PASSAGE FOR REVIEW.
• • • •

Nvidia NIM

This guide outlines how to integrate Deepchecks LLM Evaluation with your NVIDIA NIM models to monitor and analyze their performance.

Prerequisites

Before you begin, ensure you have the following:

A Deepchecks LLM Evaluation account.
NVIDIA NIM framework set up and running. For more info, check Nvidia NIM docs
Python environment with the deepchecks-llm-client and requests packages installed (pip install deepchecks-llm-client requests).

Integration Steps

Initialize Deepchecks Client

from deepchecks_llm_client.client import DeepchecksLLMClient  

dc_client = DeepchecksLLMClient(
  api_token="YOUR_API_KEY"
)

Log Interaction with NIM Models

Here's an example of how to log interactions with a model deployed on NIM:

from deepchecks_llm_client.data_types import LogInteraction, AnnotationType, EnvType
import requests

# Configure NIM endpoint
endpoint = "http://localhost:9999/v1/completions"

• • • •

Page layout parsing data:
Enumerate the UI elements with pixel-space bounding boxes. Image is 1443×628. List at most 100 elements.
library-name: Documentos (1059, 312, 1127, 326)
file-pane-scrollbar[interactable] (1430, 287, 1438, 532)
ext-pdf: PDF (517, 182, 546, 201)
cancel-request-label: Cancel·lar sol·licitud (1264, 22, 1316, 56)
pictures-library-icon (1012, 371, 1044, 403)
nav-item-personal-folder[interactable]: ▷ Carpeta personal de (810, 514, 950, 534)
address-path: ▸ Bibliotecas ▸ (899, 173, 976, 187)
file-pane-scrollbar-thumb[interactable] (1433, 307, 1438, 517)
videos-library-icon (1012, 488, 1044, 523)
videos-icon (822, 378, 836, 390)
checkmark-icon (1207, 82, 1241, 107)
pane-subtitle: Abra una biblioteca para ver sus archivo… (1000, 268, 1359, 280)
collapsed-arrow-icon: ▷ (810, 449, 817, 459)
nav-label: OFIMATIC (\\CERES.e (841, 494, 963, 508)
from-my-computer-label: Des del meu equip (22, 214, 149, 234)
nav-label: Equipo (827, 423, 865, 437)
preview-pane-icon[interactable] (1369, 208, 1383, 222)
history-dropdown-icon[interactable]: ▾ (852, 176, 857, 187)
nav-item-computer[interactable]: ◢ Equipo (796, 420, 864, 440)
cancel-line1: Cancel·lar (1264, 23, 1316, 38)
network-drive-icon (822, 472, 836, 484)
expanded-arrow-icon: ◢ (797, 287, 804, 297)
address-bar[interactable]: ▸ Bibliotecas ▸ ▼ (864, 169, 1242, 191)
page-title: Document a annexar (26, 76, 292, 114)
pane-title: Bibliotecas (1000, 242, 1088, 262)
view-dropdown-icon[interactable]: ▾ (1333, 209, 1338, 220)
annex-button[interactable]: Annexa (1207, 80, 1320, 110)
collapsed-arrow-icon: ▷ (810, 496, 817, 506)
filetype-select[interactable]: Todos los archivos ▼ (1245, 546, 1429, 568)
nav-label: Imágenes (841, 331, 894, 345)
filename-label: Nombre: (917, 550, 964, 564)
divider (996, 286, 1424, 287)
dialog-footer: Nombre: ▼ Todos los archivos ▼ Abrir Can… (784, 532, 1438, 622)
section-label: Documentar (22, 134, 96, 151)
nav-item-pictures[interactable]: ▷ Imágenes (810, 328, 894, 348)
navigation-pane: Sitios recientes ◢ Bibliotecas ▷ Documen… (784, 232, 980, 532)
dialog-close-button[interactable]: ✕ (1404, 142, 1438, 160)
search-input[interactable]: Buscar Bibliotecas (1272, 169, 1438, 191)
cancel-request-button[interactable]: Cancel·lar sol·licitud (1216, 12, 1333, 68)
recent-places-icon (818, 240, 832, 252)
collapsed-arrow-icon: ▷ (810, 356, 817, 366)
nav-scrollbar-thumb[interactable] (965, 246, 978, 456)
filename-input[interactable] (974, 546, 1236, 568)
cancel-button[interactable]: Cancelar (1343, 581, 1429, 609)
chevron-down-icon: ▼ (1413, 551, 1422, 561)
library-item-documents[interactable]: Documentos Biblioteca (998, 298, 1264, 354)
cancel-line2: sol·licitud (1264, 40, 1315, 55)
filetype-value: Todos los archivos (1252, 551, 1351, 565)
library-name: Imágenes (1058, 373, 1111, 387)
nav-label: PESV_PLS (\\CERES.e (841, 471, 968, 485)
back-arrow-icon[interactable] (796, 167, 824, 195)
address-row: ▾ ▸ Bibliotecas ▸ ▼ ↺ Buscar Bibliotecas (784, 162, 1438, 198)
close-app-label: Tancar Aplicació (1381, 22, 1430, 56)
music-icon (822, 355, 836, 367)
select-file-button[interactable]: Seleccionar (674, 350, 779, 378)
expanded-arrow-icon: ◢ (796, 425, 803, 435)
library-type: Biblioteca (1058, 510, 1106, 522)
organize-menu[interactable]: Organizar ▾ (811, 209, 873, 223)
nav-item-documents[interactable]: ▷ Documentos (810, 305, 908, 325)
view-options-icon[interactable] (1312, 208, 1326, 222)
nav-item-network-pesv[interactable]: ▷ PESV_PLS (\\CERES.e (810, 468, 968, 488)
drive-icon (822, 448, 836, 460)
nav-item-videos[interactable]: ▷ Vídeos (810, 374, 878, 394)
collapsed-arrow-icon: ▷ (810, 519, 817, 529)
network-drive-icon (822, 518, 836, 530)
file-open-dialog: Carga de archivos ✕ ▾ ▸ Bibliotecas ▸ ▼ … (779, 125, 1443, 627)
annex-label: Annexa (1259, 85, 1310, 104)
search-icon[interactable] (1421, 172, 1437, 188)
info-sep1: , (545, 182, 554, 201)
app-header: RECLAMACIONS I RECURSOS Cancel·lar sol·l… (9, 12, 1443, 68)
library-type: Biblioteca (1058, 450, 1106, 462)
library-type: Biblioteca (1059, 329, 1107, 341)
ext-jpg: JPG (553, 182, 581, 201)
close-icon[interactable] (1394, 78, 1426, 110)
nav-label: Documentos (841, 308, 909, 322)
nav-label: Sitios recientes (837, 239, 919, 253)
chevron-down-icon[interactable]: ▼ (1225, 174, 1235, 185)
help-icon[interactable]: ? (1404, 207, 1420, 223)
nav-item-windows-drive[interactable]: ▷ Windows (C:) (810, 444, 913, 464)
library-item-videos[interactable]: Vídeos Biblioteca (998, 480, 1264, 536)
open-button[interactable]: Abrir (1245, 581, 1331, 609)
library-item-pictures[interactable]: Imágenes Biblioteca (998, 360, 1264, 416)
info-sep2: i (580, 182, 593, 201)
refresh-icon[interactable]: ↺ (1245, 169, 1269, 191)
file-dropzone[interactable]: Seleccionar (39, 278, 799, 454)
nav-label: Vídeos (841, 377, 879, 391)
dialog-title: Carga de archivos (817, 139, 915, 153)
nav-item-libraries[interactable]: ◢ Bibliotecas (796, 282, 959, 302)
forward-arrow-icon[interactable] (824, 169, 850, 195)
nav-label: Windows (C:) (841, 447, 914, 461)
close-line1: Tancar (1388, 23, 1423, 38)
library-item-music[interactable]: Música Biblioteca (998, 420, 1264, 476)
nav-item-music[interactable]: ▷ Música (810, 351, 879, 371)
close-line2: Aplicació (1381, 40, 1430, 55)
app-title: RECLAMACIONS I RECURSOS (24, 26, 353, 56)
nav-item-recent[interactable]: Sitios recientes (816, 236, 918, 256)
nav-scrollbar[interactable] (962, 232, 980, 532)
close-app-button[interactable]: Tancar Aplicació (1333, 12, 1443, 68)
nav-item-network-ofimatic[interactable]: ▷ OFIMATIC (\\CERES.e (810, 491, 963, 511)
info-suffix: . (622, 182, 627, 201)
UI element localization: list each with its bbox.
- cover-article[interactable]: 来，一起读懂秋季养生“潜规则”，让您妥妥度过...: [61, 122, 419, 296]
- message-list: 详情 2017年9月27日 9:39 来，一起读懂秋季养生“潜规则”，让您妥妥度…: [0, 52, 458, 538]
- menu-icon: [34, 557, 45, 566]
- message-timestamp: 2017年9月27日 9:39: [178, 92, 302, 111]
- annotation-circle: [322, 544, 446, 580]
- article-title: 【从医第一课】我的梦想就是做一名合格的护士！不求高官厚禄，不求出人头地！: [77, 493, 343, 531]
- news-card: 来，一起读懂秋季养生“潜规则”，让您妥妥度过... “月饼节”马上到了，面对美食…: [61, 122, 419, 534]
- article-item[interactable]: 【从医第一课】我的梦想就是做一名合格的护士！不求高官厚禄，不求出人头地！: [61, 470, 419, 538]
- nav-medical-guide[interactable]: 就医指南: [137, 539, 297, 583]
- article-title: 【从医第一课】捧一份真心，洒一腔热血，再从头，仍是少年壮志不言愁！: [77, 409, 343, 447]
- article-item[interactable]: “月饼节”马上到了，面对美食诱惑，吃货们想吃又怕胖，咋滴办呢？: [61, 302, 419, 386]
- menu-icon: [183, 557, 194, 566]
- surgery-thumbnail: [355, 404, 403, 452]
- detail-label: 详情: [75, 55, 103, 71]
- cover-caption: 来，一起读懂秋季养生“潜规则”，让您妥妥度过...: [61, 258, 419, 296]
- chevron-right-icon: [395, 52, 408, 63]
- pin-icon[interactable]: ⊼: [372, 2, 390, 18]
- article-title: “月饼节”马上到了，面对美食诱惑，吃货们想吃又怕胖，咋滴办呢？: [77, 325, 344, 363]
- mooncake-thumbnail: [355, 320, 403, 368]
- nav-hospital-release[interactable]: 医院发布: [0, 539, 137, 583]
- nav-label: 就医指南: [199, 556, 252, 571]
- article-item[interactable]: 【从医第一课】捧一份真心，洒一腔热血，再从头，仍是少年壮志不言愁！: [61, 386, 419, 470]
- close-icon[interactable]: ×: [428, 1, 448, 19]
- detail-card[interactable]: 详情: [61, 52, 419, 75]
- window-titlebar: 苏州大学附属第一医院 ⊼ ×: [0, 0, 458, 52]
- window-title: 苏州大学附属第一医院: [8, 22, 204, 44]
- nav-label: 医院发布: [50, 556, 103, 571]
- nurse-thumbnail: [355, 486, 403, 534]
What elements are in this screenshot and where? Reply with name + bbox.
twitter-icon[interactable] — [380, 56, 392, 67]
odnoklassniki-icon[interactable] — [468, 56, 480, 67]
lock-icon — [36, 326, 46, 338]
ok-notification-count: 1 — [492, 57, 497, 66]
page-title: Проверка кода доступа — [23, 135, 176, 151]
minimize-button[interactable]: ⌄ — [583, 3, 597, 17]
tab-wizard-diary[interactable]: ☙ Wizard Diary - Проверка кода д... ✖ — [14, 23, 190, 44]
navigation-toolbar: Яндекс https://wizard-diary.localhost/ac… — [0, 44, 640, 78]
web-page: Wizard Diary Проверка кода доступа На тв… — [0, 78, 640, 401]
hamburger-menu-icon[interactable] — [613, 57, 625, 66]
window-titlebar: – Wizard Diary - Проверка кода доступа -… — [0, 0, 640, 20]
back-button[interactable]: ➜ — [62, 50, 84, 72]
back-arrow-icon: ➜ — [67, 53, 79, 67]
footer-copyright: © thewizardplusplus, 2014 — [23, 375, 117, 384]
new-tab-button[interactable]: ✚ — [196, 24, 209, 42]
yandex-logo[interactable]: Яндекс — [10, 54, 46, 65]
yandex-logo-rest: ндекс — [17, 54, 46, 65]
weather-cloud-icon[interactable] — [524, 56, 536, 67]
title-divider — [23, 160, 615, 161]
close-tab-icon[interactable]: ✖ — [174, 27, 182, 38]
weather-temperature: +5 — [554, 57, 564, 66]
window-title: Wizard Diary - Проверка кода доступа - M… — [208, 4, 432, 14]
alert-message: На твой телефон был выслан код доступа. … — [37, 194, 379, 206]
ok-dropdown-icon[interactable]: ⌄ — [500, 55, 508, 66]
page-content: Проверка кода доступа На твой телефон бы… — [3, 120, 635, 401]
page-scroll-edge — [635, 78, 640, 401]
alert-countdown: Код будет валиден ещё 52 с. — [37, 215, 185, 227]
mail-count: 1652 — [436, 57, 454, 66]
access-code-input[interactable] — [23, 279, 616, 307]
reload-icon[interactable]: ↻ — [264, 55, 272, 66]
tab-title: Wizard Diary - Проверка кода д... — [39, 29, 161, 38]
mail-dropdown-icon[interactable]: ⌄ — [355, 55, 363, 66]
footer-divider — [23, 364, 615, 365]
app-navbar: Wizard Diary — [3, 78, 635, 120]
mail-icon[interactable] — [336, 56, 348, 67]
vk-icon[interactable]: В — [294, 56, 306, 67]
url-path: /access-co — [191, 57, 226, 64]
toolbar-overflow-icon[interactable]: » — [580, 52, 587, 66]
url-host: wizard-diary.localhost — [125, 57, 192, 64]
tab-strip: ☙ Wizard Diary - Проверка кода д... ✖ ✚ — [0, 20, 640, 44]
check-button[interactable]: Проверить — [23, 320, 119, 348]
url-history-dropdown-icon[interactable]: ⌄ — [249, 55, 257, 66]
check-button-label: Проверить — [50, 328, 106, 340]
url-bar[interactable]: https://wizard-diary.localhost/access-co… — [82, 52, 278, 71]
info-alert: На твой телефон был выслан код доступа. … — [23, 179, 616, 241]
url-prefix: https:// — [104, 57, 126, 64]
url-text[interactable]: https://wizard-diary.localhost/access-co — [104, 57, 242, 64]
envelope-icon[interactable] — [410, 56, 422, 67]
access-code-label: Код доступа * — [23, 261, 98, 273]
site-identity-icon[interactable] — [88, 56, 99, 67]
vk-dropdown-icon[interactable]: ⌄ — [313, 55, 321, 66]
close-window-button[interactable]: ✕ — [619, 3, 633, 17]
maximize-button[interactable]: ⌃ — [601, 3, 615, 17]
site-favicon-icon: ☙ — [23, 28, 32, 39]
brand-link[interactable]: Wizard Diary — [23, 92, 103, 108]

• • • •

EXERCISE INSTRUCTIONS.
List every prerequisite that the NVIDIA NIM integration guide above says you need before you begin.

RESULT OF THIS TASK.
- A Deepchecks LLM Evaluation account
- NVIDIA NIM framework set up and running
- Python environment with the deepchecks-llm-client and requests packages installed (pip install deepchecks-llm-client requests)